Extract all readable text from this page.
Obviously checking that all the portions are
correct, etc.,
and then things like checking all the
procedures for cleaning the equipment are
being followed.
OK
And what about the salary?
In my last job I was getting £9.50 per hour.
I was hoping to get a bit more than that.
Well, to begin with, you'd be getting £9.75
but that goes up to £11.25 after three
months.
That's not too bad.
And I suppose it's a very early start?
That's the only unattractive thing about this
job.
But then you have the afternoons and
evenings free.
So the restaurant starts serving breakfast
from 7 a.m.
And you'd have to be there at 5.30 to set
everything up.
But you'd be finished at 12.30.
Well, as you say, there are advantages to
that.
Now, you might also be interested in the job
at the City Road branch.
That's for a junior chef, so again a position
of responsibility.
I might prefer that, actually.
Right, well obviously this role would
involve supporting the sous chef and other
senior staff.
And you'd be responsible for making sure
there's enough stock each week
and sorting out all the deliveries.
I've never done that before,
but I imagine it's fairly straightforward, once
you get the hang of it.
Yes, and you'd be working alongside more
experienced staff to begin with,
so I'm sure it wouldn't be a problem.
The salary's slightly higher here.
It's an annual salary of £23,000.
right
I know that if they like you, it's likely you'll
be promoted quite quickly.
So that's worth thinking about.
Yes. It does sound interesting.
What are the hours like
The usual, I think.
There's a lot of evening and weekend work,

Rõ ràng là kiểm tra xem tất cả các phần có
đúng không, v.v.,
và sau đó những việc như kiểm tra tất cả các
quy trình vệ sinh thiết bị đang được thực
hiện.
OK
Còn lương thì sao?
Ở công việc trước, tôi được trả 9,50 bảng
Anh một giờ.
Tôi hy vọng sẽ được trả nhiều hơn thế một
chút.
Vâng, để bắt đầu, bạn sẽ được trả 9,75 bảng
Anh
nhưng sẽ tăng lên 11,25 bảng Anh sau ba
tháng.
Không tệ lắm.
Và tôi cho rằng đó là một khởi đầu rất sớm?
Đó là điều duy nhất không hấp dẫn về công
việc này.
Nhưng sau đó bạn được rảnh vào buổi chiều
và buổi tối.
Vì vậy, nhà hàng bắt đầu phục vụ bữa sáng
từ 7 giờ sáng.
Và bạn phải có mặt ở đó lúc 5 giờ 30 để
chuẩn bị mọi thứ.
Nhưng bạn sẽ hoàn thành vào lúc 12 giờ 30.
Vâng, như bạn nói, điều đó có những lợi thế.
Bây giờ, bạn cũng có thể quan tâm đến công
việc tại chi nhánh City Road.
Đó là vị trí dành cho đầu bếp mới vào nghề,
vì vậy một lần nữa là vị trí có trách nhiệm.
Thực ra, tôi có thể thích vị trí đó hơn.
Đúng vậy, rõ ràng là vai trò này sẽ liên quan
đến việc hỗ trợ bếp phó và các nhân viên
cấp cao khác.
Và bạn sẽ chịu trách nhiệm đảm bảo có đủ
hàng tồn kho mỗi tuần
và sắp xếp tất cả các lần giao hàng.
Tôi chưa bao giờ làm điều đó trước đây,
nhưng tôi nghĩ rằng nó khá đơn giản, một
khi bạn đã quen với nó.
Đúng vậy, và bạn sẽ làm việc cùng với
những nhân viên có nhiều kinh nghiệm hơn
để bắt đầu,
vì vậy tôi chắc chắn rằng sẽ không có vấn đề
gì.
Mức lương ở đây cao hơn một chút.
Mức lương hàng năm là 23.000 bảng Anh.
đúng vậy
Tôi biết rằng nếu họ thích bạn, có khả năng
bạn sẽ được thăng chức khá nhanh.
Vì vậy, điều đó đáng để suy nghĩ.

- PROMPT
Extract lines where the string "trước" occurs.

- PROBLEM SOLUTION
Ở công việc trước, tôi được trả 9,50 bảng
Tôi chưa bao giờ làm điều đó trước đây,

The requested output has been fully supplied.